▶ Dataset
....
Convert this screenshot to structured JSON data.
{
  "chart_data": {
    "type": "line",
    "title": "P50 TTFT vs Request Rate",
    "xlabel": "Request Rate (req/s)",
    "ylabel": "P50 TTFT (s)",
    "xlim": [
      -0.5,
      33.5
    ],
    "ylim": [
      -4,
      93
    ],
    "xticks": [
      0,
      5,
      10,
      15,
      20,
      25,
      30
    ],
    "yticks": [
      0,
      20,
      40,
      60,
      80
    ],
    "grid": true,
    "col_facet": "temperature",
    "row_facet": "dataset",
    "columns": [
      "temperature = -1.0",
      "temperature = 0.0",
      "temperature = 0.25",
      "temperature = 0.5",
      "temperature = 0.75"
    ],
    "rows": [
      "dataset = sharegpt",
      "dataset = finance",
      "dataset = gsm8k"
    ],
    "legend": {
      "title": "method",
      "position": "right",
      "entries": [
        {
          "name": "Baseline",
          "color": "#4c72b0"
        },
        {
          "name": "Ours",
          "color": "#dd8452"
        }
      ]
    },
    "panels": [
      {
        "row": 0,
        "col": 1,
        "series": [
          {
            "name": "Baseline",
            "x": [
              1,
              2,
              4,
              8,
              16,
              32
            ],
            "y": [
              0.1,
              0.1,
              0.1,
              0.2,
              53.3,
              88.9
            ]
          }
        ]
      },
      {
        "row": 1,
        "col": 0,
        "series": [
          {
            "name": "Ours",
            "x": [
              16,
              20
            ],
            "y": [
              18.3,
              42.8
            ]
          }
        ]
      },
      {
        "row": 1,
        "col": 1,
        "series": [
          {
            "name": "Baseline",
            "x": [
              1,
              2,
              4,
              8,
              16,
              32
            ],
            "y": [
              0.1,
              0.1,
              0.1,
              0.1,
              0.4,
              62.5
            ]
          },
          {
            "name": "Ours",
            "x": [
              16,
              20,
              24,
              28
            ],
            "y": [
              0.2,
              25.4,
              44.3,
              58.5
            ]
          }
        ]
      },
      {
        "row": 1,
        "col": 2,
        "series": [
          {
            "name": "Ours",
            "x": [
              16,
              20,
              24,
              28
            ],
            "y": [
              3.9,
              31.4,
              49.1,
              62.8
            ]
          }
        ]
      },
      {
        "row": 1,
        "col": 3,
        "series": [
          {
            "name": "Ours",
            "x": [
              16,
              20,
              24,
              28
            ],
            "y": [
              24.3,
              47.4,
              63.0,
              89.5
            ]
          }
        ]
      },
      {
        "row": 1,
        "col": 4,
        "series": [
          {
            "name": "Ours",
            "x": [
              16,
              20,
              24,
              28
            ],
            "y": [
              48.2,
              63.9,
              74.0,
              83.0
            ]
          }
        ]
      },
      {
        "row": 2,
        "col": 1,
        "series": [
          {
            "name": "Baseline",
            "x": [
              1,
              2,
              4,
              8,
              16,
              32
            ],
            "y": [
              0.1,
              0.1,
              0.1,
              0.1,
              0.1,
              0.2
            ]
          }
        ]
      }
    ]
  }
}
....
▶ Task prompt
Restate the whole listing exactly.

▶ Exercise output
Convert this screenshot to structured JSON data.
{
  "chart_data": {
    "type": "line",
    "title": "P50 TTFT vs Request Rate",
    "xlabel": "Request Rate (req/s)",
    "ylabel": "P50 TTFT (s)",
    "xlim": [
      -0.5,
      33.5
    ],
    "ylim": [
      -4,
      93
    ],
    "xticks": [
      0,
      5,
      10,
      15,
      20,
      25,
      30
    ],
    "yticks": [
      0,
      20,
      40,
      60,
      80
    ],
    "grid": true,
    "col_facet": "temperature",
    "row_facet": "dataset",
    "columns": [
      "temperature = -1.0",
      "temperature = 0.0",
      "temperature = 0.25",
      "temperature = 0.5",
      "temperature = 0.75"
    ],
    "rows": [
      "dataset = sharegpt",
      "dataset = finance",
      "dataset = gsm8k"
    ],
    "legend": {
      "title": "method",
      "position": "right",
      "entries": [
        {
          "name": "Baseline",
          "color": "#4c72b0"
        },
        {
          "name": "Ours",
          "color": "#dd8452"
        }
      ]
    },
    "panels": [
      {
        "row": 0,
        "col": 1,
        "series": [
          {
            "name": "Baseline",
            "x": [
              1,
              2,
              4,
              8,
              16,
              32
            ],
            "y": [
              0.1,
              0.1,
              0.1,
              0.2,
              53.3,
              88.9
            ]
          }
        ]
      },
      {
        "row": 1,
        "col": 0,
        "series": [
          {
            "name": "Ours",
            "x": [
              16,
              20
            ],
            "y": [
              18.3,
              42.8
            ]
          }
        ]
      },
      {
        "row": 1,
        "col": 1,
        "series": [
          {
            "name": "Baseline",
            "x": [
              1,
              2,
              4,
              8,
              16,
              32
            ],
            "y": [
              0.1,
              0.1,
              0.1,
              0.1,
              0.4,
              62.5
            ]
          },
          {
            "name": "Ours",
            "x": [
              16,
              20,
              24,
              28
            ],
            "y": [
              0.2,
              25.4,
              44.3,
              58.5
            ]
          }
        ]
      },
      {
        "row": 1,
        "col": 2,
        "series": [
          {
            "name": "Ours",
            "x": [
              16,
              20,
              24,
              28
            ],
            "y": [
              3.9,
              31.4,
              49.1,
              62.8
            ]
          }
        ]
      },
      {
        "row": 1,
        "col": 3,
        "series": [
          {
            "name": "Ours",
            "x": [
              16,
              20,
              24,
              28
            ],
            "y": [
              24.3,
              47.4,
              63.0,
              89.5
            ]
          }
        ]
      },
      {
        "row": 1,
        "col": 4,
        "series": [
          {
            "name": "Ours",
            "x": [
              16,
              20,
              24,
              28
            ],
            "y": [
              48.2,
              63.9,
              74.0,
              83.0
            ]
          }
        ]
      },
      {
        "row": 2,
        "col": 1,
        "series": [
          {
            "name": "Baseline",
            "x": [
              1,
              2,
              4,
              8,
              16,
              32
            ],
            "y": [
              0.1,
              0.1,
              0.1,
              0.1,
              0.1,
              0.2
            ]
          }
        ]
      }
    ]
  }
}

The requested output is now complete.